RECORDS FOR THE TASK =
#####
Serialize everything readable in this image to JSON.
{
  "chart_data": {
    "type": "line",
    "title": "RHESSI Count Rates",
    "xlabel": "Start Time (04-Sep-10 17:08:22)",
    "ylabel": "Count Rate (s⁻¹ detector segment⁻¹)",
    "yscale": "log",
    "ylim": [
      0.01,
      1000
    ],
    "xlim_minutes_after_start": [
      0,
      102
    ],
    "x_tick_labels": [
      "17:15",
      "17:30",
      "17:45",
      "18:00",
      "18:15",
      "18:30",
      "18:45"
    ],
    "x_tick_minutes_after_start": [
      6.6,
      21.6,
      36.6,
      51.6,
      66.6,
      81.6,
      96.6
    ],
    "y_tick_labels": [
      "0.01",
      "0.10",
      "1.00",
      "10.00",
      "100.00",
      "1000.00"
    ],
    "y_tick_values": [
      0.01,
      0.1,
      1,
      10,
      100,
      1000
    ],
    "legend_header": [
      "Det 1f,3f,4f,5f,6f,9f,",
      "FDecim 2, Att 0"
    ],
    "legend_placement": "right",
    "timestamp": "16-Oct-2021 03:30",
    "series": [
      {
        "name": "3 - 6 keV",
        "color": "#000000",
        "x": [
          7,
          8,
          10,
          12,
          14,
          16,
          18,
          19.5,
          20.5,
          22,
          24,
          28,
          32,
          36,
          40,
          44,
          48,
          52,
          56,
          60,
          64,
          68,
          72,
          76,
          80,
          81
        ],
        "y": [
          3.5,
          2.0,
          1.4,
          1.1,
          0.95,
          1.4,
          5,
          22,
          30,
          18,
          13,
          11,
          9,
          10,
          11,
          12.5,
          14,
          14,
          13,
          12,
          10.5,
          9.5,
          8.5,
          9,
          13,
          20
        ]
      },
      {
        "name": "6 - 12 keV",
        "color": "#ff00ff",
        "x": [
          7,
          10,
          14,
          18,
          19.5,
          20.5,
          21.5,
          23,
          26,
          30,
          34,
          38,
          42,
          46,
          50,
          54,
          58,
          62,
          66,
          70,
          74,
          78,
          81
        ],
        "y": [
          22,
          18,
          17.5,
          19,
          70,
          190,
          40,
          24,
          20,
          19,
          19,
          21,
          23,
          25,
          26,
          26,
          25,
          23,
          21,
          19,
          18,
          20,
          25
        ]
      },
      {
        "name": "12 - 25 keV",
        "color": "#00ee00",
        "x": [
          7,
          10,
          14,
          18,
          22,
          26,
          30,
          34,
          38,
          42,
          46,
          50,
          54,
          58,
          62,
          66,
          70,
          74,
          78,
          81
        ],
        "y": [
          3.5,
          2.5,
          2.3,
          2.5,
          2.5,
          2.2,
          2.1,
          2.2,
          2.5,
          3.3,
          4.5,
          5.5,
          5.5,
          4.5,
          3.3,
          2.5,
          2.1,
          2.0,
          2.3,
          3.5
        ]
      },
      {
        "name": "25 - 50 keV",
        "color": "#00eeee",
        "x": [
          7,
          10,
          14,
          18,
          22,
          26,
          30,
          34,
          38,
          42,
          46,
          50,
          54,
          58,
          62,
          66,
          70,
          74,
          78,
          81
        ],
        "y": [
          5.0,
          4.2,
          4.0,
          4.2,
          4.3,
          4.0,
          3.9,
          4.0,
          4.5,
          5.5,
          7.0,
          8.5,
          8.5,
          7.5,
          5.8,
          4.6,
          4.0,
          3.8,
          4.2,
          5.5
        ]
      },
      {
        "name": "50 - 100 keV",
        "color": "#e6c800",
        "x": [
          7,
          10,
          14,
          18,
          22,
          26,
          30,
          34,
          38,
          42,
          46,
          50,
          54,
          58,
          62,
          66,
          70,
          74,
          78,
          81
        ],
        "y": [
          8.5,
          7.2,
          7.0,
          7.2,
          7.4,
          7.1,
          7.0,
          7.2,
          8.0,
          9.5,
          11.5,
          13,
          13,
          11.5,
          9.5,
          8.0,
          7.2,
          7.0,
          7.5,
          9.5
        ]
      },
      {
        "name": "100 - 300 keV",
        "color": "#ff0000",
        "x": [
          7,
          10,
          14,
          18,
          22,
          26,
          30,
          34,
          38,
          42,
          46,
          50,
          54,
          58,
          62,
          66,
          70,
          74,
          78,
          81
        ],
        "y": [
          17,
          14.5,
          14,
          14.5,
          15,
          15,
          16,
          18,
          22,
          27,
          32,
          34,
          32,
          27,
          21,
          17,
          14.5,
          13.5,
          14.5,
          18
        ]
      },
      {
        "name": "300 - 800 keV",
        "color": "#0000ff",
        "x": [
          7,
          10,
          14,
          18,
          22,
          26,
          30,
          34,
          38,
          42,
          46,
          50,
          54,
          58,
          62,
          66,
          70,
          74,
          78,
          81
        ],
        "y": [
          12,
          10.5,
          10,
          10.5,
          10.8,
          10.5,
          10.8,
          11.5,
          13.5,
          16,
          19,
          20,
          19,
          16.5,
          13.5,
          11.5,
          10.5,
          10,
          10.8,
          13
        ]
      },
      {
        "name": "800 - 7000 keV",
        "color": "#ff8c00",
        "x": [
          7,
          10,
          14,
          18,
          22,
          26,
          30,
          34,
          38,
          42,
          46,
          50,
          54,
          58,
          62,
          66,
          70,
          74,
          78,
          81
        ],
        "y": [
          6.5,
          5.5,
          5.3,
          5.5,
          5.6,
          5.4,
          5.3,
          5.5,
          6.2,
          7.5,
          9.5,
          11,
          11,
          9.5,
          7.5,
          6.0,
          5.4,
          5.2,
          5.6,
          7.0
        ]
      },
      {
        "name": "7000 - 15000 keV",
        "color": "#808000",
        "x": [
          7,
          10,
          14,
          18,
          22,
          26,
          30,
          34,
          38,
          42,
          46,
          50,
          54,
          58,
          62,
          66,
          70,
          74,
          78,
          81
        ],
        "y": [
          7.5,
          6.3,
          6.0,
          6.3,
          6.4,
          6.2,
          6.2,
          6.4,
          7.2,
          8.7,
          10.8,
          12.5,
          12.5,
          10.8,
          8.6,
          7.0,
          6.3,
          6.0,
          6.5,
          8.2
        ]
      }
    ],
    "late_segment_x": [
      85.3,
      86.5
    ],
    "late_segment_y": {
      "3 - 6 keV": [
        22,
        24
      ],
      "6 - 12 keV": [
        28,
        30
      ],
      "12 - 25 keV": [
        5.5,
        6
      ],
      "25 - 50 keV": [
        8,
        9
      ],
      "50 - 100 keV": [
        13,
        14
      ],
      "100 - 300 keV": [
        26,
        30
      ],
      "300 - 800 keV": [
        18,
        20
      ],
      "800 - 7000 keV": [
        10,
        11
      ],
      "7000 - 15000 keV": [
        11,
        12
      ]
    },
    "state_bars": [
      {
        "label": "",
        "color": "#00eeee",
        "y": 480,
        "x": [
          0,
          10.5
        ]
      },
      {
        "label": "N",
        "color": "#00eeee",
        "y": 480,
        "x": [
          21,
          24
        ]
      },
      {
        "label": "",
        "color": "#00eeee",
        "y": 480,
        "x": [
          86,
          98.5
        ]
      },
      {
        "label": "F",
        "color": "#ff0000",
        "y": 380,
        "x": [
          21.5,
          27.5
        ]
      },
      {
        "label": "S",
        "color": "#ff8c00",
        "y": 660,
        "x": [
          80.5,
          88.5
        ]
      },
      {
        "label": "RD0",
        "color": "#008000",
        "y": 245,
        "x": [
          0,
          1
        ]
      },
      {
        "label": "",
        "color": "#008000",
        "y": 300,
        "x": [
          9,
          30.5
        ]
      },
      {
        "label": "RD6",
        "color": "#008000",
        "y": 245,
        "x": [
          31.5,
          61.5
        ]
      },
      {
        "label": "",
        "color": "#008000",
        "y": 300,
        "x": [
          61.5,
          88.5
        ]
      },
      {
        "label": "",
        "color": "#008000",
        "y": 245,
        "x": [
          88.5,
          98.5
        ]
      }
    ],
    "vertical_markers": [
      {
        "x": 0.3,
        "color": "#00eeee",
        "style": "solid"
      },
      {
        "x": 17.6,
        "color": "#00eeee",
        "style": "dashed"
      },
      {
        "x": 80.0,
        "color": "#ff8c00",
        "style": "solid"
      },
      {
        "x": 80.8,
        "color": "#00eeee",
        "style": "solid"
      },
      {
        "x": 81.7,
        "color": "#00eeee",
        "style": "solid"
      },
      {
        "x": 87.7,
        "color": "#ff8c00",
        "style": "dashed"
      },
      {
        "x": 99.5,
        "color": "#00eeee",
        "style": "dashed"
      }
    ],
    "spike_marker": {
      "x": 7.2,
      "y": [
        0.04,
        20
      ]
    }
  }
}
#####
WHAT IS REQUIRED = Using the listing, collect all lines in which the string "name" is found.

CORRECT RESPONSE =
        "name": "3 - 6 keV",
        "name": "6 - 12 keV",
        "name": "12 - 25 keV",
        "name": "25 - 50 keV",
        "name": "50 - 100 keV",
        "name": "100 - 300 keV",
        "name": "300 - 800 keV",
        "name": "800 - 7000 keV",
        "name": "7000 - 15000 keV",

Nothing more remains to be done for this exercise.